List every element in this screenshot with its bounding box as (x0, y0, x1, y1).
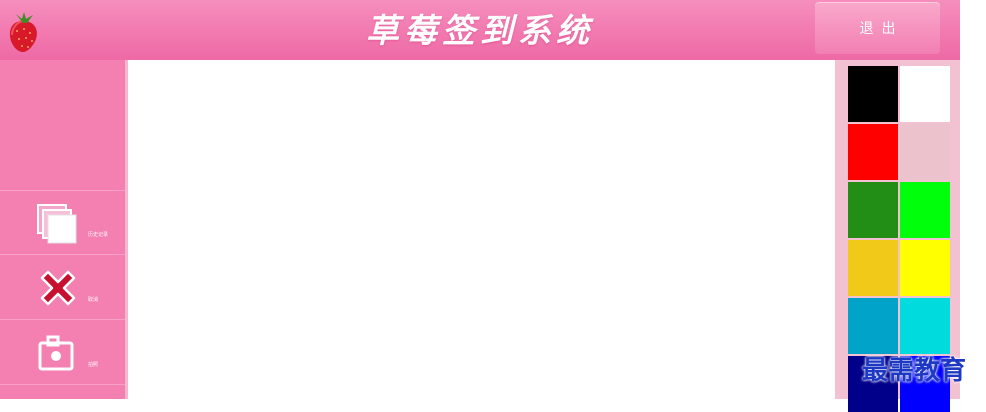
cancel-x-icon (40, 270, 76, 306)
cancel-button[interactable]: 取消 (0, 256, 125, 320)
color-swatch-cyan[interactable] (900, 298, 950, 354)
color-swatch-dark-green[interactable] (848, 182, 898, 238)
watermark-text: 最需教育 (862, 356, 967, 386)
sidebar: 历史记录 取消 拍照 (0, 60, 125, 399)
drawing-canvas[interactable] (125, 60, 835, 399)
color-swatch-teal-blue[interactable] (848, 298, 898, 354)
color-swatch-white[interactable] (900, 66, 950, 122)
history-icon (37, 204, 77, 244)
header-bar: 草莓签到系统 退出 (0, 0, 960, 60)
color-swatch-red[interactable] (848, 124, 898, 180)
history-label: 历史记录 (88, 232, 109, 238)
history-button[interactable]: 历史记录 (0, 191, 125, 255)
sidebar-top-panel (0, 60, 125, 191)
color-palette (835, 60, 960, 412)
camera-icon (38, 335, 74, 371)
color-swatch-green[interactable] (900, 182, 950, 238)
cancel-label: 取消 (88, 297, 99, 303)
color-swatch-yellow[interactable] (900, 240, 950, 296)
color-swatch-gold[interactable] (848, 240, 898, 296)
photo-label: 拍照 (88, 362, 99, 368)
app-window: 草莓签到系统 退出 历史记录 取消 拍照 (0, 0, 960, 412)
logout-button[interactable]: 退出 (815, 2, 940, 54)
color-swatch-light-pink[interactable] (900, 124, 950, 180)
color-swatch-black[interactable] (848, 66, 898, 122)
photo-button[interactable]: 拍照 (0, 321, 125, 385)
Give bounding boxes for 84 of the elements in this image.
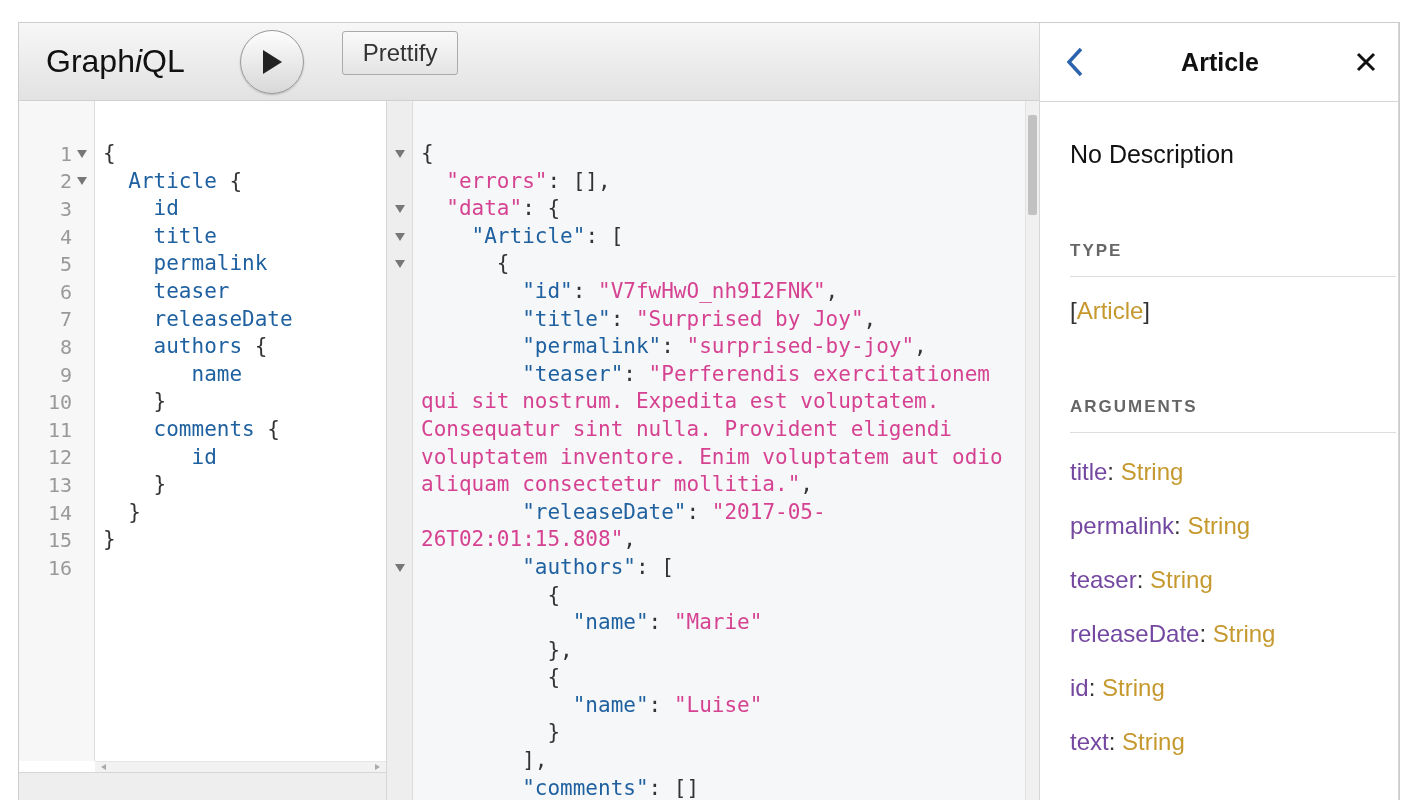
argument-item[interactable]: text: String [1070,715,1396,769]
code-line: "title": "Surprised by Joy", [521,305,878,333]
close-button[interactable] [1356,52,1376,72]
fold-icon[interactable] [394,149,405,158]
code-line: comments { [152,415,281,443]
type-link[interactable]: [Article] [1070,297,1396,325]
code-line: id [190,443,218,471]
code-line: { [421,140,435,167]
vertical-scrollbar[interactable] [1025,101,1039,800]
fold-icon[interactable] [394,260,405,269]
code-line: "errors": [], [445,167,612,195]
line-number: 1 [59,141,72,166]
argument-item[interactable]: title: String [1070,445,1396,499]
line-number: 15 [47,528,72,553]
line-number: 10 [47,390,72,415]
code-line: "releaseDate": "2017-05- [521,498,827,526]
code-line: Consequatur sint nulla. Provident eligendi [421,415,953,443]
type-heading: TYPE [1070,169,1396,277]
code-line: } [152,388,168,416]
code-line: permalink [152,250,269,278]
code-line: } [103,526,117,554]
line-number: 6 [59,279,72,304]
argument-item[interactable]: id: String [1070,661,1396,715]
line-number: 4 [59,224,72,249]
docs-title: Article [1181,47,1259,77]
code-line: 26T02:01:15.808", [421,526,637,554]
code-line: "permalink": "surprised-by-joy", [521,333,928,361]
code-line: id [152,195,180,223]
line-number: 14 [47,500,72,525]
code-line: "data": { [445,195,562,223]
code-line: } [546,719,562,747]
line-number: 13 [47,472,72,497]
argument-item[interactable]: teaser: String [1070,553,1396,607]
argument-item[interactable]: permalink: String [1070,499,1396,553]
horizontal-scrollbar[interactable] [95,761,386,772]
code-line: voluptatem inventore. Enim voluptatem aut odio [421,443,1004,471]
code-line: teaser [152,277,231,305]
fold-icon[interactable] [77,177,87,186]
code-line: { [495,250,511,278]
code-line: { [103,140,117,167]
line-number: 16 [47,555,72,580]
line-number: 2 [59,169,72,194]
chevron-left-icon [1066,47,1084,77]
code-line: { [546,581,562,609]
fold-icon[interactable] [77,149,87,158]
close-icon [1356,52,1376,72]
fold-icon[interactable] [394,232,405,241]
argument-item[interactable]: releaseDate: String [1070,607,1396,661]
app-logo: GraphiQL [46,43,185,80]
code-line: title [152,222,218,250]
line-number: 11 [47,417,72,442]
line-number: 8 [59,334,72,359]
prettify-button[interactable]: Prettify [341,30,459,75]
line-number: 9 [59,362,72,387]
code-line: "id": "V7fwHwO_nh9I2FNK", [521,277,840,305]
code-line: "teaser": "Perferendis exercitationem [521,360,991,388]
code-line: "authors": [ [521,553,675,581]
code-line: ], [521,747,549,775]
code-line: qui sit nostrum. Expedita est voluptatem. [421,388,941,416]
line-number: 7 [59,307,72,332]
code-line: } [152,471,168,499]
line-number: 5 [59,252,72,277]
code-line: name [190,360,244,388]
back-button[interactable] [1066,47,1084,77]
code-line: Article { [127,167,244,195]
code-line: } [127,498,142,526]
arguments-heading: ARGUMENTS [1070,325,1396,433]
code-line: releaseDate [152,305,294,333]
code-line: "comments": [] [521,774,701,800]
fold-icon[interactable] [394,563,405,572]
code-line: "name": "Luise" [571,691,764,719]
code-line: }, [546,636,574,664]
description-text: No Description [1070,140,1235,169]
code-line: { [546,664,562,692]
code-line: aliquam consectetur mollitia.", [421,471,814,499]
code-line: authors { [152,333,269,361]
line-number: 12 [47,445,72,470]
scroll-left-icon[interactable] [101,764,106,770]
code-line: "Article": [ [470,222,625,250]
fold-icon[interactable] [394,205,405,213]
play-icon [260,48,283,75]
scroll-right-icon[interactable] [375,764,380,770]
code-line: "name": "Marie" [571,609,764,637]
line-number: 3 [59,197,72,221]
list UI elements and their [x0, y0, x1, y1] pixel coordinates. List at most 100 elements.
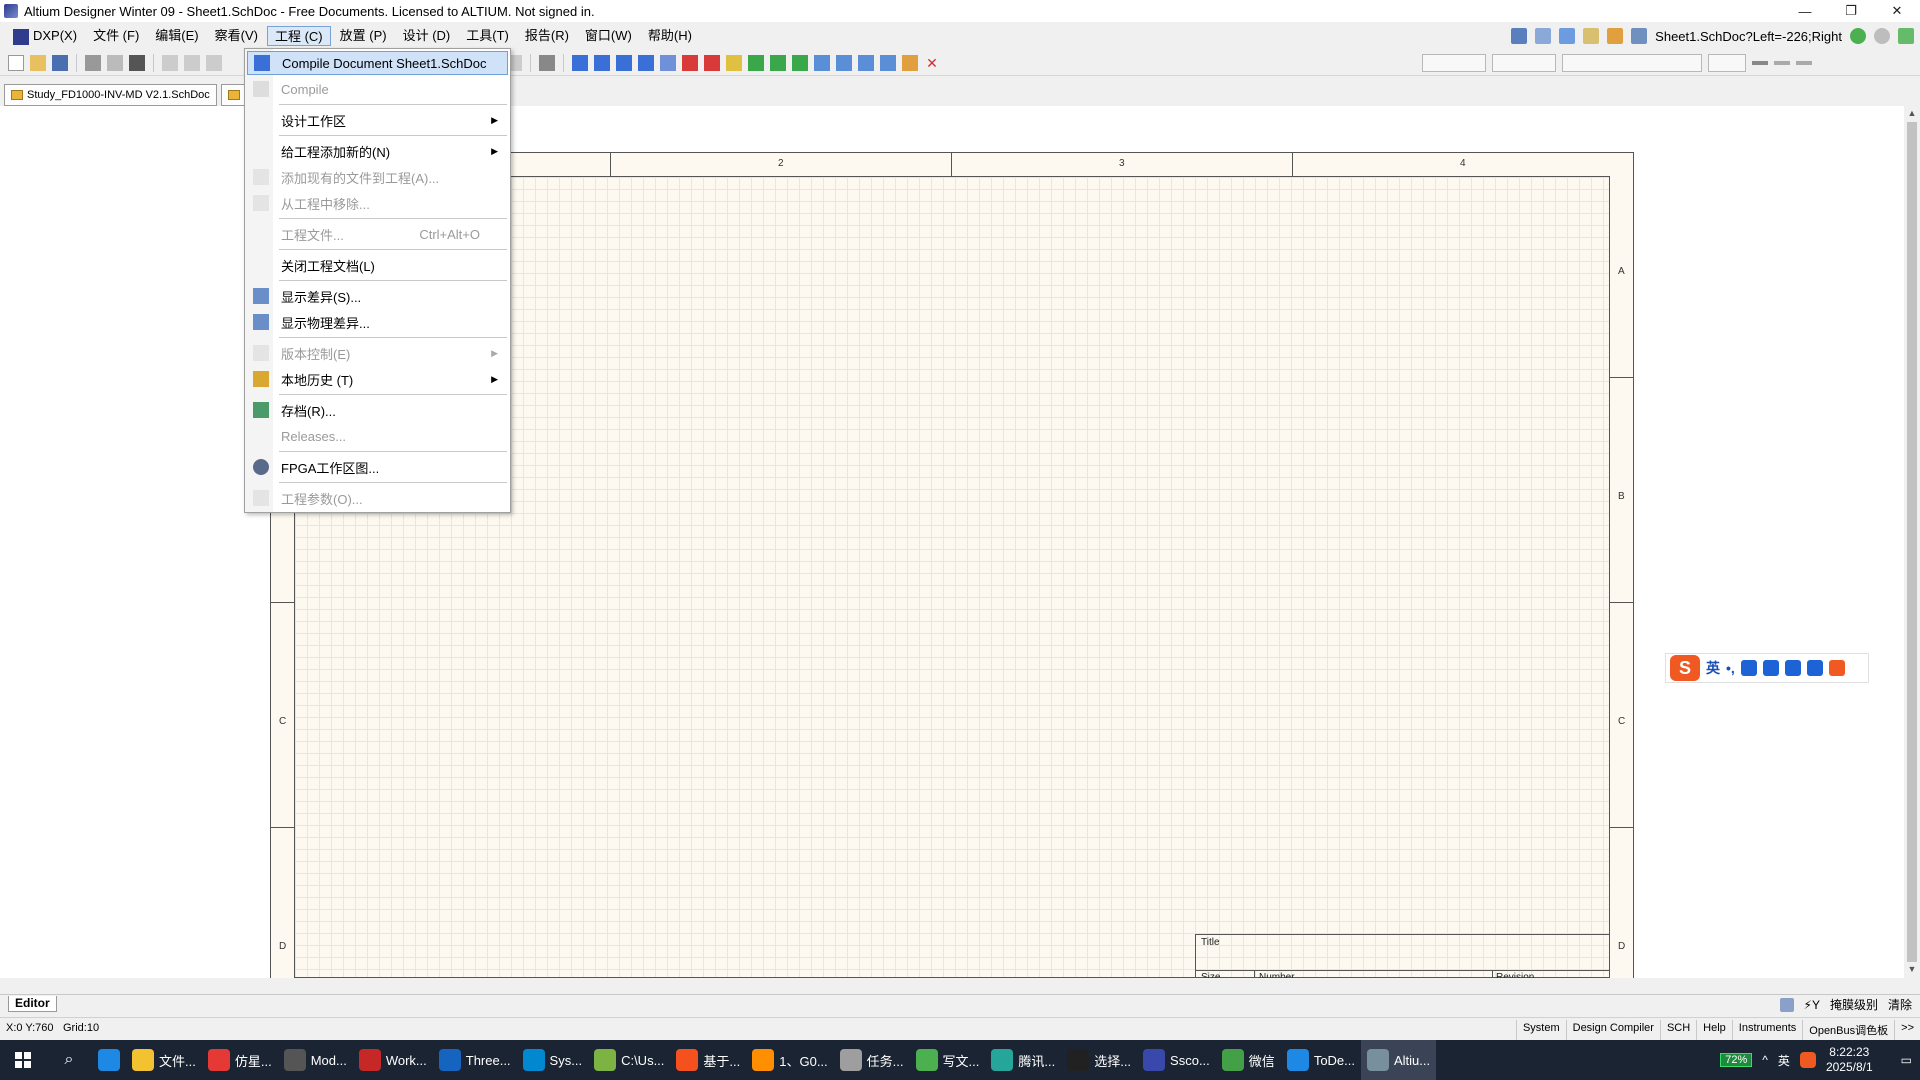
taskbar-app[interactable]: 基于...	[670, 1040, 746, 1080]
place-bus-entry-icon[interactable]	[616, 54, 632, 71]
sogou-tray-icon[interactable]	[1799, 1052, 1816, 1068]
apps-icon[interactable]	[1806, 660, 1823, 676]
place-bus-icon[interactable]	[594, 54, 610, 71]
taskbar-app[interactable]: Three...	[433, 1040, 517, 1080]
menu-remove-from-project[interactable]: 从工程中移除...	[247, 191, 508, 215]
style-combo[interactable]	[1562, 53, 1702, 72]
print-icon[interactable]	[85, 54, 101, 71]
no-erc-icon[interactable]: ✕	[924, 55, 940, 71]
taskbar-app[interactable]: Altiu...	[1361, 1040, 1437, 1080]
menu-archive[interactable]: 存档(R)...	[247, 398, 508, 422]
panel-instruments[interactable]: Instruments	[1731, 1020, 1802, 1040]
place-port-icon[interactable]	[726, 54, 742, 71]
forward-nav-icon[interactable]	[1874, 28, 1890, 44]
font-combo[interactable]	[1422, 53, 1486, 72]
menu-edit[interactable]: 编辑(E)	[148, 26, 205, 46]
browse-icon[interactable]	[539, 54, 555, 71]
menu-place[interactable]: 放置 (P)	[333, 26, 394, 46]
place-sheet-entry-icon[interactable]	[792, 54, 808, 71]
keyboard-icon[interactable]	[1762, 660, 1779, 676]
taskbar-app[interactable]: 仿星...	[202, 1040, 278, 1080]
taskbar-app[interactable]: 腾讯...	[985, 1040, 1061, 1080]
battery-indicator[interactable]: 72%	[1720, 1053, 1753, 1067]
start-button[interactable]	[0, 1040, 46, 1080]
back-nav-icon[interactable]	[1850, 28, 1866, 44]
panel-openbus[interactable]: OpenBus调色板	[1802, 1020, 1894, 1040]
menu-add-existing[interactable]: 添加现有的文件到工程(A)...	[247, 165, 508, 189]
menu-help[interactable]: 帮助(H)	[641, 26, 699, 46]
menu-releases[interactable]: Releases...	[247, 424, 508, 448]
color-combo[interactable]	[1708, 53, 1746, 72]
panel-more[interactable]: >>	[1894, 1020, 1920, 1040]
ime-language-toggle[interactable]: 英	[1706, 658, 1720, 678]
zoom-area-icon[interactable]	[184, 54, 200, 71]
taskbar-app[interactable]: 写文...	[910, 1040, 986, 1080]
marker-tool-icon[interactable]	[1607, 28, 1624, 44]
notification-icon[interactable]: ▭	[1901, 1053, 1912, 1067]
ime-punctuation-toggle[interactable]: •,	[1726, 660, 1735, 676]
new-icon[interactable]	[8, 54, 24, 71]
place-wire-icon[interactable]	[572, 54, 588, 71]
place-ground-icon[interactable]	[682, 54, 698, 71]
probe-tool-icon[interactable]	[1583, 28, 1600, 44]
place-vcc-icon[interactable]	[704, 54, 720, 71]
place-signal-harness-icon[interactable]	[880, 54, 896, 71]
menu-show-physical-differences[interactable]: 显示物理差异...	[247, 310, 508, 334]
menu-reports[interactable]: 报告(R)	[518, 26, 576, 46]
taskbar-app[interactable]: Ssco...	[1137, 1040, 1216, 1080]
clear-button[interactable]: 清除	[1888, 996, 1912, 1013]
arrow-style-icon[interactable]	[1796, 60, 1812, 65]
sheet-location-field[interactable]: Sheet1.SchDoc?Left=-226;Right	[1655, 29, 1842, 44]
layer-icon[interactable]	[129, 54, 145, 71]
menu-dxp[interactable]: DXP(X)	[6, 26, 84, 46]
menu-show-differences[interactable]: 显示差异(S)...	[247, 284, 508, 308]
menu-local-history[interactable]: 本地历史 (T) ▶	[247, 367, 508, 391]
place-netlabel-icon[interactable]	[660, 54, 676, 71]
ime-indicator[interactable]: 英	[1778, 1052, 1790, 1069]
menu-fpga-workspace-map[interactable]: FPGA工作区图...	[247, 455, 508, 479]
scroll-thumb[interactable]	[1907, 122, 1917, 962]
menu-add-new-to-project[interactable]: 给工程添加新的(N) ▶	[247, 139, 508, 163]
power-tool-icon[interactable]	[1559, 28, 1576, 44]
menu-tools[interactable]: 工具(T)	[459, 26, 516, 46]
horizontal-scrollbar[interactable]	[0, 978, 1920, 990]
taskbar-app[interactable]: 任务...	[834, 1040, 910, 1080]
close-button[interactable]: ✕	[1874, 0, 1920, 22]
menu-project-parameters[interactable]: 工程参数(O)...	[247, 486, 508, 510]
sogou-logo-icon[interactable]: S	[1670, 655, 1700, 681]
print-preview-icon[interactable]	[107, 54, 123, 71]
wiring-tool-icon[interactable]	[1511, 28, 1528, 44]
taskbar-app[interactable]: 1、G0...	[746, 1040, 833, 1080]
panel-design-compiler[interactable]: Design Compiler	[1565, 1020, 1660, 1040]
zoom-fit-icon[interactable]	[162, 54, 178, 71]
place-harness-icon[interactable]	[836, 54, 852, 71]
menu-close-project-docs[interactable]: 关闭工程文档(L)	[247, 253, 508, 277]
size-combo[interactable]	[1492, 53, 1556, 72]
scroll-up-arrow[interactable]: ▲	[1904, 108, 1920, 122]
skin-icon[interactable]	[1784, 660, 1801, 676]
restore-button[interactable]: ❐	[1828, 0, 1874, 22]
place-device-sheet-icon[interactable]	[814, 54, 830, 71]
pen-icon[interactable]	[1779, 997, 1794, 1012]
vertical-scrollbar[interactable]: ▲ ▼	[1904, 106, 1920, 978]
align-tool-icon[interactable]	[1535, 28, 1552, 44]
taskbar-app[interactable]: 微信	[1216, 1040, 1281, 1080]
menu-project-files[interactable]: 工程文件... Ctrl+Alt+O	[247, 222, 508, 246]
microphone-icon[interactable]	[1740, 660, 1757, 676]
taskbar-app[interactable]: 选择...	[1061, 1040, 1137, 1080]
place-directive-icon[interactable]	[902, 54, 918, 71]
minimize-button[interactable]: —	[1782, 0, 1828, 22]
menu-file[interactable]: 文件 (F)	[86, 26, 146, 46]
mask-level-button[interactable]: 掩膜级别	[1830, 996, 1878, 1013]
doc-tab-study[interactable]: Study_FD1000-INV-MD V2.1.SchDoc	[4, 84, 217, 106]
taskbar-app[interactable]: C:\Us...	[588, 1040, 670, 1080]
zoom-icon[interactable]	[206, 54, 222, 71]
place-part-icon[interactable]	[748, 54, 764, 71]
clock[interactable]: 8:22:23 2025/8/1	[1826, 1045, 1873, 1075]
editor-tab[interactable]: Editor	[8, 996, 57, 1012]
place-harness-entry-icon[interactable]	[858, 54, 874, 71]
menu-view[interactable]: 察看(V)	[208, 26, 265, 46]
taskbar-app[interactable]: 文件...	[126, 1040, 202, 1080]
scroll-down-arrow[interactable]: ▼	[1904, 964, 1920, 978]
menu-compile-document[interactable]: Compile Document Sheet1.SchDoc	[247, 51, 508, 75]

= AIM OF THE EXERCISE =
Reproduce verbatim the items from the line containing "1040, 746, 1080]" to the line containing "54, 610, 71]", with both of those lines included.

= ANSWER TO THE PROBLEM =
taskbar-app[interactable]: 基于...	[670, 1040, 746, 1080]
place-bus-entry-icon[interactable]	[616, 54, 632, 71]
sogou-tray-icon[interactable]	[1799, 1052, 1816, 1068]
apps-icon[interactable]	[1806, 660, 1823, 676]
place-bus-icon[interactable]	[594, 54, 610, 71]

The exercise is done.